EXERCISE AIM
Recast every line of the listing below as a numbered list, leaving out any blank lines.

## Start RECORDS SUPPLIED

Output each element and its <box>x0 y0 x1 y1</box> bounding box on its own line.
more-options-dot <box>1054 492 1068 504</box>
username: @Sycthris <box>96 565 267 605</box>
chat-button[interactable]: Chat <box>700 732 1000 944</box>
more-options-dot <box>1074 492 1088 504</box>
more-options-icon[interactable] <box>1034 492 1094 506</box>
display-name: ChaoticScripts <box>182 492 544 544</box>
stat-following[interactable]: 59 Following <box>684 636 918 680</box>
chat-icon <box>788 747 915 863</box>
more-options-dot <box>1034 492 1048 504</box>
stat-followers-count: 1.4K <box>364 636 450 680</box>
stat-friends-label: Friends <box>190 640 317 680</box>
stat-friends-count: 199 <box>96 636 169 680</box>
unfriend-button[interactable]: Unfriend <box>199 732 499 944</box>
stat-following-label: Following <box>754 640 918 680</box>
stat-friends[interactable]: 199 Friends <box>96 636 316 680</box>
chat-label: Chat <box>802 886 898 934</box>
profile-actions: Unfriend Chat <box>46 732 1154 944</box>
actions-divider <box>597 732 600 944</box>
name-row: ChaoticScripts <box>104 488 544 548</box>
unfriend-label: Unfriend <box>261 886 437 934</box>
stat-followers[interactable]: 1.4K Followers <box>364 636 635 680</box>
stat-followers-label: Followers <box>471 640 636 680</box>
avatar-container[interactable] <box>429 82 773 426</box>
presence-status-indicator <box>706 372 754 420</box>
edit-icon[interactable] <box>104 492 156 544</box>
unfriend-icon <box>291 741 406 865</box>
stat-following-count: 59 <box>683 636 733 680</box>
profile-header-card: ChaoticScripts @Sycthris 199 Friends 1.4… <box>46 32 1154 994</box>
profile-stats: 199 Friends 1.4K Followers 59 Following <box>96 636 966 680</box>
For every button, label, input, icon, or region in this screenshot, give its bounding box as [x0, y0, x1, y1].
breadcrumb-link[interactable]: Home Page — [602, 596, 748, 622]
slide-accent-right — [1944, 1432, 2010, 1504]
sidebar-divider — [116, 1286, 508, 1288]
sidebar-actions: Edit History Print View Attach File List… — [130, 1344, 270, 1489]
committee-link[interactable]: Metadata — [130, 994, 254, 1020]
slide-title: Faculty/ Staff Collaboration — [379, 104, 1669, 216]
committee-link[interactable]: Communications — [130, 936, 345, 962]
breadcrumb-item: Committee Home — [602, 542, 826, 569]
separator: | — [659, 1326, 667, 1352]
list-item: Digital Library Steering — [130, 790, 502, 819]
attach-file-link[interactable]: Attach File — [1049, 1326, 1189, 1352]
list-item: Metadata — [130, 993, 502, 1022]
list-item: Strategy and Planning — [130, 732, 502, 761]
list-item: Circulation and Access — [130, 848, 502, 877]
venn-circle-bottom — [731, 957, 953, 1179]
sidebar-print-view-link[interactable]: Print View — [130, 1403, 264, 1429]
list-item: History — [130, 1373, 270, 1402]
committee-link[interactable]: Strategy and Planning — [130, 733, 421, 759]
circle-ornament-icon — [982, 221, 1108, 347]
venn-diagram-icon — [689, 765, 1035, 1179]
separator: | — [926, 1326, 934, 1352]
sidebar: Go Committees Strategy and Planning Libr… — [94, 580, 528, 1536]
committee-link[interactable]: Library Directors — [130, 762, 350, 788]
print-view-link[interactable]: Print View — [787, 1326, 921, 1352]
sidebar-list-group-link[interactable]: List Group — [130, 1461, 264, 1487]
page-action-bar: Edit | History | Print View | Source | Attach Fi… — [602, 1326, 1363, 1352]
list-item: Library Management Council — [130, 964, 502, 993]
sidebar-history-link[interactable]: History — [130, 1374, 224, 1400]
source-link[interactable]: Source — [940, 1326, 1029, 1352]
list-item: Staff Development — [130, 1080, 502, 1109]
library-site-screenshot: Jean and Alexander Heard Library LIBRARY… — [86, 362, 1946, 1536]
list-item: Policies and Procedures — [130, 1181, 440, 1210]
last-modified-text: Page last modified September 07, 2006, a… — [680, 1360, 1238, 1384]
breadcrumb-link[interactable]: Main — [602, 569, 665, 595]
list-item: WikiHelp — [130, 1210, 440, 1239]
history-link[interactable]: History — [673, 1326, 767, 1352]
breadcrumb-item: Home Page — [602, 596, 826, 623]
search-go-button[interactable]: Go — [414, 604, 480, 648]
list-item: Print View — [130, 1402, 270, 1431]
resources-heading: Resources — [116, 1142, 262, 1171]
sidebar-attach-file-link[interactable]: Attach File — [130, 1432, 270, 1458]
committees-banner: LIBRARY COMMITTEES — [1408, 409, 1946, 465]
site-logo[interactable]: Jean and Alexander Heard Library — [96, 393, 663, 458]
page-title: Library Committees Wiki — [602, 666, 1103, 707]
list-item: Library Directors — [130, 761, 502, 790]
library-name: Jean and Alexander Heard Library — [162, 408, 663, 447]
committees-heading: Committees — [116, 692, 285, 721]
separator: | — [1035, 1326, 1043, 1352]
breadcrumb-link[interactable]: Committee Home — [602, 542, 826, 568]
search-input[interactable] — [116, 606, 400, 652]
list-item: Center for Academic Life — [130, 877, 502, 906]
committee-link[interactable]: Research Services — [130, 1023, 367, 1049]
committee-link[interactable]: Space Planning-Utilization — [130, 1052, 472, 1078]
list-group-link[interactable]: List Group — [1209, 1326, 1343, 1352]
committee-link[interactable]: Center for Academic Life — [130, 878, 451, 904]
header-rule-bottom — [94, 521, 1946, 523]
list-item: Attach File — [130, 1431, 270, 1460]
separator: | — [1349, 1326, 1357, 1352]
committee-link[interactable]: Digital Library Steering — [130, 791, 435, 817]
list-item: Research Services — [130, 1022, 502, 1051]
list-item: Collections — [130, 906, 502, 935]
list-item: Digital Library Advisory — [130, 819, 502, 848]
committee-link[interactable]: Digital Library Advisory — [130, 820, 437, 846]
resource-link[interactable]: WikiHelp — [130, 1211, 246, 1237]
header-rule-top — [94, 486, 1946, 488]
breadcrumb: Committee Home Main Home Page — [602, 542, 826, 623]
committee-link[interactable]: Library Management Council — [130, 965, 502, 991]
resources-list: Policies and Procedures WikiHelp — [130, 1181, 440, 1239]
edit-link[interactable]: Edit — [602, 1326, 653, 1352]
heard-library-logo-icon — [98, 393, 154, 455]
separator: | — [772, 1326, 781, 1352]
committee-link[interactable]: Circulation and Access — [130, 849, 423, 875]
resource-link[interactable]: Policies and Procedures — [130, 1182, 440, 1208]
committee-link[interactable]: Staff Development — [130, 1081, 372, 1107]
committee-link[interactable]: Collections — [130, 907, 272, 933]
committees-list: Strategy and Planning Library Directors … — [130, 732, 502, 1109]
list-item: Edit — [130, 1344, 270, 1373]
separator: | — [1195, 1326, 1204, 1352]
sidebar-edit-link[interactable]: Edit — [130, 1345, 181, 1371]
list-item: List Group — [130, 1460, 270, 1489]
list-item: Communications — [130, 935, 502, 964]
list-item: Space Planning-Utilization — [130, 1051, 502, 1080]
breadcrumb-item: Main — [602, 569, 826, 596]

## End RECORDS SUPPLIED

RESULT FOR THIS TASK
1. Output each element and its <box>x0 y0 x1 y1</box> bounding box on its own line.
2. more-options-dot <box>1054 492 1068 504</box>
3. username: @Sycthris <box>96 565 267 605</box>
4. chat-button[interactable]: Chat <box>700 732 1000 944</box>
5. more-options-dot <box>1074 492 1088 504</box>
6. more-options-icon[interactable] <box>1034 492 1094 506</box>
7. display-name: ChaoticScripts <box>182 492 544 544</box>
8. stat-following[interactable]: 59 Following <box>684 636 918 680</box>
9. chat-icon <box>788 747 915 863</box>
10. more-options-dot <box>1034 492 1048 504</box>
11. stat-followers-count: 1.4K <box>364 636 450 680</box>
12. stat-friends-label: Friends <box>190 640 317 680</box>
13. stat-friends-count: 199 <box>96 636 169 680</box>
14. unfriend-button[interactable]: Unfriend <box>199 732 499 944</box>
15. stat-following-label: Following <box>754 640 918 680</box>
16. stat-friends[interactable]: 199 Friends <box>96 636 316 680</box>
17. chat-label: Chat <box>802 886 898 934</box>
18. profile-actions: Unfriend Chat <box>46 732 1154 944</box>
19. actions-divider <box>597 732 600 944</box>
20. name-row: ChaoticScripts <box>104 488 544 548</box>
21. unfriend-label: Unfriend <box>261 886 437 934</box>
22. stat-followers[interactable]: 1.4K Followers <box>364 636 635 680</box>
23. stat-followers-label: Followers <box>471 640 636 680</box>
24. avatar-container[interactable] <box>429 82 773 426</box>
25. presence-status-indicator <box>706 372 754 420</box>
26. edit-icon[interactable] <box>104 492 156 544</box>
27. unfriend-icon <box>291 741 406 865</box>
28. stat-following-count: 59 <box>683 636 733 680</box>
29. profile-header-card: ChaoticScripts @Sycthris 199 Friends 1.4… <box>46 32 1154 994</box>
30. profile-stats: 199 Friends 1.4K Followers 59 Following <box>96 636 966 680</box>
31. For every button, label, input, icon, or region in this screenshot, give its bounding box as [x0, y0, x1, y1].
32. breadcrumb-link[interactable]: Home Page — [602, 596, 748, 622]
33. slide-accent-right — [1944, 1432, 2010, 1504]
34. sidebar-divider — [116, 1286, 508, 1288]
35. sidebar-actions: Edit History Print View Attach File List… — [130, 1344, 270, 1489]
36. committee-link[interactable]: Metadata — [130, 994, 254, 1020]
37. slide-title: Faculty/ Staff Collaboration — [379, 104, 1669, 216]
38. committee-link[interactable]: Communications — [130, 936, 345, 962]
39. breadcrumb-item: Committee Home — [602, 542, 826, 569]
40. separator: | — [659, 1326, 667, 1352]
41. list-item: Digital Library Steering — [130, 790, 502, 819]
42. attach-file-link[interactable]: Attach File — [1049, 1326, 1189, 1352]
43. list-item: Metadata — [130, 993, 502, 1022]
44. list-item: Strategy and Planning — [130, 732, 502, 761]
45. list-item: Circulation and Access — [130, 848, 502, 877]
46. venn-circle-bottom — [731, 957, 953, 1179]
47. sidebar-print-view-link[interactable]: Print View — [130, 1403, 264, 1429]
48. list-item: History — [130, 1373, 270, 1402]
49. committee-link[interactable]: Strategy and Planning — [130, 733, 421, 759]
50. circle-ornament-icon — [982, 221, 1108, 347]
51. venn-diagram-icon — [689, 765, 1035, 1179]
52. separator: | — [926, 1326, 934, 1352]
53. sidebar: Go Committees Strategy and Planning Libr… — [94, 580, 528, 1536]
54. committee-link[interactable]: Library Directors — [130, 762, 350, 788]
55. print-view-link[interactable]: Print View — [787, 1326, 921, 1352]
56. sidebar-list-group-link[interactable]: List Group — [130, 1461, 264, 1487]
57. page-action-bar: Edit | History | Print View | Source | Attach Fi… — [602, 1326, 1363, 1352]
58. list-item: Library Management Council — [130, 964, 502, 993]
59. sidebar-history-link[interactable]: History — [130, 1374, 224, 1400]
60. source-link[interactable]: Source — [940, 1326, 1029, 1352]
61. list-item: Staff Development — [130, 1080, 502, 1109]
62. library-site-screenshot: Jean and Alexander Heard Library LIBRARY… — [86, 362, 1946, 1536]
63. list-item: Policies and Procedures — [130, 1181, 440, 1210]
64. last-modified-text: Page last modified September 07, 2006, a… — [680, 1360, 1238, 1384]
65. breadcrumb-link[interactable]: Main — [602, 569, 665, 595]
66. list-item: WikiHelp — [130, 1210, 440, 1239]
67. history-link[interactable]: History — [673, 1326, 767, 1352]
68. breadcrumb-item: Home Page — [602, 596, 826, 623]
69. search-go-button[interactable]: Go — [414, 604, 480, 648]
70. list-item: Print View — [130, 1402, 270, 1431]
71. resources-heading: Resources — [116, 1142, 262, 1171]
72. sidebar-attach-file-link[interactable]: Attach File — [130, 1432, 270, 1458]
73. committees-banner: LIBRARY COMMITTEES — [1408, 409, 1946, 465]
74. site-logo[interactable]: Jean and Alexander Heard Library — [96, 393, 663, 458]
75. page-title: Library Committees Wiki — [602, 666, 1103, 707]
76. list-item: Library Directors — [130, 761, 502, 790]
77. library-name: Jean and Alexander Heard Library — [162, 408, 663, 447]
78. committees-heading: Committees — [116, 692, 285, 721]
79. separator: | — [1035, 1326, 1043, 1352]
80. breadcrumb-link[interactable]: Committee Home — [602, 542, 826, 568]
81. search-input[interactable] — [116, 606, 400, 652]
82. list-item: Center for Academic Life — [130, 877, 502, 906]
83. committee-link[interactable]: Research Services — [130, 1023, 367, 1049]
84. committee-link[interactable]: Space Planning-Utilization — [130, 1052, 472, 1078]
85. list-group-link[interactable]: List Group — [1209, 1326, 1343, 1352]
86. committee-link[interactable]: Center for Academic Life — [130, 878, 451, 904]
87. header-rule-bottom — [94, 521, 1946, 523]
88. list-item: Attach File — [130, 1431, 270, 1460]
89. separator: | — [1349, 1326, 1357, 1352]
90. committee-link[interactable]: Digital Library Steering — [130, 791, 435, 817]
91. list-item: Research Services — [130, 1022, 502, 1051]
92. list-item: Collections — [130, 906, 502, 935]
93. list-item: Digital Library Advisory — [130, 819, 502, 848]
94. committee-link[interactable]: Digital Library Advisory — [130, 820, 437, 846]
95. resource-link[interactable]: WikiHelp — [130, 1211, 246, 1237]
96. header-rule-top — [94, 486, 1946, 488]
97. breadcrumb: Committee Home Main Home Page — [602, 542, 826, 623]
98. committee-link[interactable]: Library Management Council — [130, 965, 502, 991]
99. resources-list: Policies and Procedures WikiHelp — [130, 1181, 440, 1239]
100. edit-link[interactable]: Edit — [602, 1326, 653, 1352]
101. heard-library-logo-icon — [98, 393, 154, 455]
102. separator: | — [772, 1326, 781, 1352]
103. committee-link[interactable]: Circulation and Access — [130, 849, 423, 875]
104. resource-link[interactable]: Policies and Procedures — [130, 1182, 440, 1208]
105. committee-link[interactable]: Staff Development — [130, 1081, 372, 1107]
106. committee-link[interactable]: Collections — [130, 907, 272, 933]
107. committees-list: Strategy and Planning Library Directors … — [130, 732, 502, 1109]
108. list-item: Edit — [130, 1344, 270, 1373]
109. separator: | — [1195, 1326, 1204, 1352]
110. sidebar-edit-link[interactable]: Edit — [130, 1345, 181, 1371]
111. list-item: List Group — [130, 1460, 270, 1489]
112. list-item: Communications — [130, 935, 502, 964]
113. list-item: Space Planning-Utilization — [130, 1051, 502, 1080]
114. breadcrumb-item: Main — [602, 569, 826, 596]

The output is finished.